WIPO Arbitration and Mediation Center
ADMINISTRATIVE PANEL DECISION
Aventiv Technologies, LLC v. Malcolm Maxwell
Case No. D2021-1951
1. The Parties
Complainant is Aventiv Technologies, LLC, United States of America (“United States”), represented by Squire Patton Boggs (US) LLP, United States.
Respondent is Contact Privacy Inc. Customer 0160524504, Canada / Malcolm Maxwell, United States.
2. The Domain Name and Registrar
The disputed domain name <iamaventiv.com> is registered with Tucows Inc. (the “Registrar”).

[Collection entries]
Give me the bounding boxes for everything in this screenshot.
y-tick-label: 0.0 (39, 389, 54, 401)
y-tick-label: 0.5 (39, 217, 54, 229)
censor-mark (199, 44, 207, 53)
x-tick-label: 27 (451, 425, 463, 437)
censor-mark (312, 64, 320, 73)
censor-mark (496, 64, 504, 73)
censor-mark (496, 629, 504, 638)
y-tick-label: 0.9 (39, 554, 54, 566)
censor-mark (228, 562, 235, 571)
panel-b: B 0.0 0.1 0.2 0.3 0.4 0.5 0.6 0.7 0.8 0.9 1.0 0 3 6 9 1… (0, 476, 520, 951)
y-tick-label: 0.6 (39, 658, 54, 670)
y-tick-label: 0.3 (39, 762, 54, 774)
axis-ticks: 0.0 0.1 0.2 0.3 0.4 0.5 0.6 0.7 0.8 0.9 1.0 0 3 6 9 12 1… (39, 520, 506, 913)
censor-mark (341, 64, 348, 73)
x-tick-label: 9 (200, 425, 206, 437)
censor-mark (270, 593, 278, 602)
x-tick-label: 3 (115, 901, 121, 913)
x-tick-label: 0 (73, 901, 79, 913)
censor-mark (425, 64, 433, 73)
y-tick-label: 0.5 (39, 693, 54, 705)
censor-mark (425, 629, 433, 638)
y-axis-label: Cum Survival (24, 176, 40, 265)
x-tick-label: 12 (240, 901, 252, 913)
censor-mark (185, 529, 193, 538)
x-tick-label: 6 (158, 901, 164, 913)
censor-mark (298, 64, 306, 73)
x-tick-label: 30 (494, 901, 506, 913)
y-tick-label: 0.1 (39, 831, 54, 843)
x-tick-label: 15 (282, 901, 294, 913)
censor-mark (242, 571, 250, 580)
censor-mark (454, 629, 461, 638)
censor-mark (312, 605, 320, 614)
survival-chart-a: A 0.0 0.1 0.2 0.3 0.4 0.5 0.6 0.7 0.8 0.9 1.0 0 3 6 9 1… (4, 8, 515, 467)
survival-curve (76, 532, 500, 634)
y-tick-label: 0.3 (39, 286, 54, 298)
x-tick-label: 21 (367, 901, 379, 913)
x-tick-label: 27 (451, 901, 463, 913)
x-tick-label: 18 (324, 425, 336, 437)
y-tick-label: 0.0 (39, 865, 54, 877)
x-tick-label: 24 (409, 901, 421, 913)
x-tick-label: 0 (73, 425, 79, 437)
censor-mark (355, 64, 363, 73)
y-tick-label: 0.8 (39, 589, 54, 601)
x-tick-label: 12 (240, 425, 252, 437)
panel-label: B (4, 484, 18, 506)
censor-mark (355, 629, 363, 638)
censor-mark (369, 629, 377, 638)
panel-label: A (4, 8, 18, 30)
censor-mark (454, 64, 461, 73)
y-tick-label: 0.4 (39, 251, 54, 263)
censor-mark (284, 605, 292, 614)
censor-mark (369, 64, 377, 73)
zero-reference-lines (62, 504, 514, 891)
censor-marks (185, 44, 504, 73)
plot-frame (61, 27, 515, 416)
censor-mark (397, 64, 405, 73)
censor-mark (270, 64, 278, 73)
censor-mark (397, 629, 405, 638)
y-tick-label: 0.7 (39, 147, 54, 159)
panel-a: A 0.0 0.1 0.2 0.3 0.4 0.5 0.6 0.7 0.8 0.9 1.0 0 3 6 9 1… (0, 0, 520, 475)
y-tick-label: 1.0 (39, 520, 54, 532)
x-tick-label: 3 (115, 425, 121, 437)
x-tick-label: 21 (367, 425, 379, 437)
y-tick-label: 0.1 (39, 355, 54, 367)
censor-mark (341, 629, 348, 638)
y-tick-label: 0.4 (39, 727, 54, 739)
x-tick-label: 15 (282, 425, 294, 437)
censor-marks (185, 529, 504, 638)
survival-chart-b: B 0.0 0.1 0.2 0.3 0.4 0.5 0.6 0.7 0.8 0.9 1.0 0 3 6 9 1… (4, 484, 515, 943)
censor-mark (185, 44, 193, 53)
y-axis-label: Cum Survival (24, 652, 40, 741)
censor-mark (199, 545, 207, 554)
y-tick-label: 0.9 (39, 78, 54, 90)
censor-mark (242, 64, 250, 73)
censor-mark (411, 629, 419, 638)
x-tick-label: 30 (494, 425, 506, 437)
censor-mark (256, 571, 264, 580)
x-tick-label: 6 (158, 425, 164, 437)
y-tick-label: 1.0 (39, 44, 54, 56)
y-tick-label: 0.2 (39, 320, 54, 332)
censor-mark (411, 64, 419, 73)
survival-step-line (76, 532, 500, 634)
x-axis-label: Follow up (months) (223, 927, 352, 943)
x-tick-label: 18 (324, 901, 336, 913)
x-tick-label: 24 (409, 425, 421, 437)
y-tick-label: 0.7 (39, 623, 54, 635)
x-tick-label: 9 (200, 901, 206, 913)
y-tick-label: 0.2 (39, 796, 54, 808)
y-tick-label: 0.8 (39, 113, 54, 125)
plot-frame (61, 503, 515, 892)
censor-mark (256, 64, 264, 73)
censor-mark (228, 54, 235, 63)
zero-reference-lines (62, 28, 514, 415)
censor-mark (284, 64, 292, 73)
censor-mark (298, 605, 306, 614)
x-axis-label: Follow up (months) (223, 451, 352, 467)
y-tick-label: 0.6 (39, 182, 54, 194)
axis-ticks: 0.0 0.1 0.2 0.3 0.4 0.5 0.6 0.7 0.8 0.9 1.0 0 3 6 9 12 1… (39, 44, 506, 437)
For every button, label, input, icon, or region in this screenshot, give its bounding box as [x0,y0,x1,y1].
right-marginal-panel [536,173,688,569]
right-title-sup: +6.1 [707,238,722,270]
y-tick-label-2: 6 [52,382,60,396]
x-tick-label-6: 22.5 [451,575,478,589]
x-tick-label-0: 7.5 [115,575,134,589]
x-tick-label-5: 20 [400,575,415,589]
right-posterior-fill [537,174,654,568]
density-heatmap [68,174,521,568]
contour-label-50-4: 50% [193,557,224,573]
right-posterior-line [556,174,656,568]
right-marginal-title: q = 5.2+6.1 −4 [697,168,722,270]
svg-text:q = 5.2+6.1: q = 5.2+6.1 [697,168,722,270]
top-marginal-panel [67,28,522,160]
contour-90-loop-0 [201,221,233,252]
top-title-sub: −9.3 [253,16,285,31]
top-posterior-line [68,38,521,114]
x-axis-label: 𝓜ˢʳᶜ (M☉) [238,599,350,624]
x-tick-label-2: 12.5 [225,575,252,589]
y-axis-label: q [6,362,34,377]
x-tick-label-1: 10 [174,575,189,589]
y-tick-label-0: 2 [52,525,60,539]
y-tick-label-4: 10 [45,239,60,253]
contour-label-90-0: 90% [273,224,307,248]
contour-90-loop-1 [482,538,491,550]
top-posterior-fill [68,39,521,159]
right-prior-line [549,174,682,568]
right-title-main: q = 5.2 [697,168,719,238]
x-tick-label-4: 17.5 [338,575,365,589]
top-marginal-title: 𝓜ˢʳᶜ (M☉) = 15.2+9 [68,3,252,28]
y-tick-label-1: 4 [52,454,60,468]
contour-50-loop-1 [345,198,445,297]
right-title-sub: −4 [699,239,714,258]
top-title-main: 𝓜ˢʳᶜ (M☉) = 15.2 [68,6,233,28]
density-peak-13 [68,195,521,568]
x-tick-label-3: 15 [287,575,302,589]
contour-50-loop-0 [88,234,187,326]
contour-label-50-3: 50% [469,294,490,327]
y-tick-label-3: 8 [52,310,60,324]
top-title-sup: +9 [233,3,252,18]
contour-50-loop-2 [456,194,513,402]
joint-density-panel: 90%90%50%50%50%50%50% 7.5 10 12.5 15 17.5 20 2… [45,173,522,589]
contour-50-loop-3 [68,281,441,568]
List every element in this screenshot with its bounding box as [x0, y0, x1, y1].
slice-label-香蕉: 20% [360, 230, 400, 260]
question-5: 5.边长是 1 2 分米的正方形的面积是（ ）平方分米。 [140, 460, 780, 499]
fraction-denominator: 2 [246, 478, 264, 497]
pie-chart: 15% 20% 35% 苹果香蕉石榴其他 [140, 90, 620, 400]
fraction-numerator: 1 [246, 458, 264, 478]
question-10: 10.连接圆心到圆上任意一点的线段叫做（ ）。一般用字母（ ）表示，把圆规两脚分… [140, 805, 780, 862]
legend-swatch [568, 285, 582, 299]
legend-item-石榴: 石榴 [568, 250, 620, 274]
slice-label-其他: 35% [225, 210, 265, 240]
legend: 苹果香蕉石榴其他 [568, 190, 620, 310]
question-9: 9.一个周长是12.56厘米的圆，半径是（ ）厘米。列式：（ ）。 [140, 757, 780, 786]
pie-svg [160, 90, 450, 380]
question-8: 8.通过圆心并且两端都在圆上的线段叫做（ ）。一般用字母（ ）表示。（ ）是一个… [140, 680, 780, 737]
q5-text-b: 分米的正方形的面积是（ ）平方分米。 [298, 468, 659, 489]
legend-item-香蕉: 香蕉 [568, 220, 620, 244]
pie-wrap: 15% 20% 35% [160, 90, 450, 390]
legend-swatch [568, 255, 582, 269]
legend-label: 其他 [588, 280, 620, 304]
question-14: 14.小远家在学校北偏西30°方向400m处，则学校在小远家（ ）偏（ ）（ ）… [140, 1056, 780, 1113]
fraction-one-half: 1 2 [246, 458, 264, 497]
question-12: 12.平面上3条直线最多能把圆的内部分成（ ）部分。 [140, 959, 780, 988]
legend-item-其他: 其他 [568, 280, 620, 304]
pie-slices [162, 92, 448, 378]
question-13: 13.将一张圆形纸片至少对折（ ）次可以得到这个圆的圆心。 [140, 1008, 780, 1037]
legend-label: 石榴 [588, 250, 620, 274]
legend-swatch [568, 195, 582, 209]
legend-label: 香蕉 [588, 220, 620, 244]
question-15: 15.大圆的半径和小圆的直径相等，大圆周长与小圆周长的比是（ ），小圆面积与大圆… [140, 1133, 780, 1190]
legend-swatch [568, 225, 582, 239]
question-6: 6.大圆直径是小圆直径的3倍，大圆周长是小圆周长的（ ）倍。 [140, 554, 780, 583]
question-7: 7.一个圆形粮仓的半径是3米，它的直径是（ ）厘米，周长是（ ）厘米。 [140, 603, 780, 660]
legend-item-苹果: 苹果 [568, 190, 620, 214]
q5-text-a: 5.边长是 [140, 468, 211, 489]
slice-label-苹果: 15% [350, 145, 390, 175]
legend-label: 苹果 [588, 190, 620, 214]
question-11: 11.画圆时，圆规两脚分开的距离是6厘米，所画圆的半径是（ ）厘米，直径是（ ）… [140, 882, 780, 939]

> Parts of the exercise:
(a) According to the domain dispute decision, with which registrar is the disputed domain name registered?
(b) Write the next part of the domain dispute decision, picking up right after its final sentence.

> Results:
(a) Tucows Inc.

(b)
3. Procedural History
The Complaint was filed with the WIPO Arbitration and Mediation Center (the “Center”) on June 22, 2021. On June 22, 2021, the Center transmitted by email to the Registrar a request for registrar verification in connection with the disputed domain name. On June 22, 2021, the Registrar transmitted by email to the Center its verification response disclosing registrant and contact information for the disputed domain name which differed from the named Respondent and contact information in the Complaint. The Center sent an email communication to Complainant on July 7, 2021, providing the registrant and contact information disclosed by the Registrar, and inviting Complainant to submit an amendment to the Complaint. Complainant filed an amended Complaint on July 13, 2021. After an informal communication from Respondent on July 13, 2021, the Center sent to the Parties a Possible Settlement communication on July 14, 2021. Subsequently, Complainant filed a first suspension request on July 17, 2021, and requested further extensions of suspension on August 13, 2021 and September 23, 2021. On November 4, 2021, Complainant requested that the Center reinstitute the proceedings.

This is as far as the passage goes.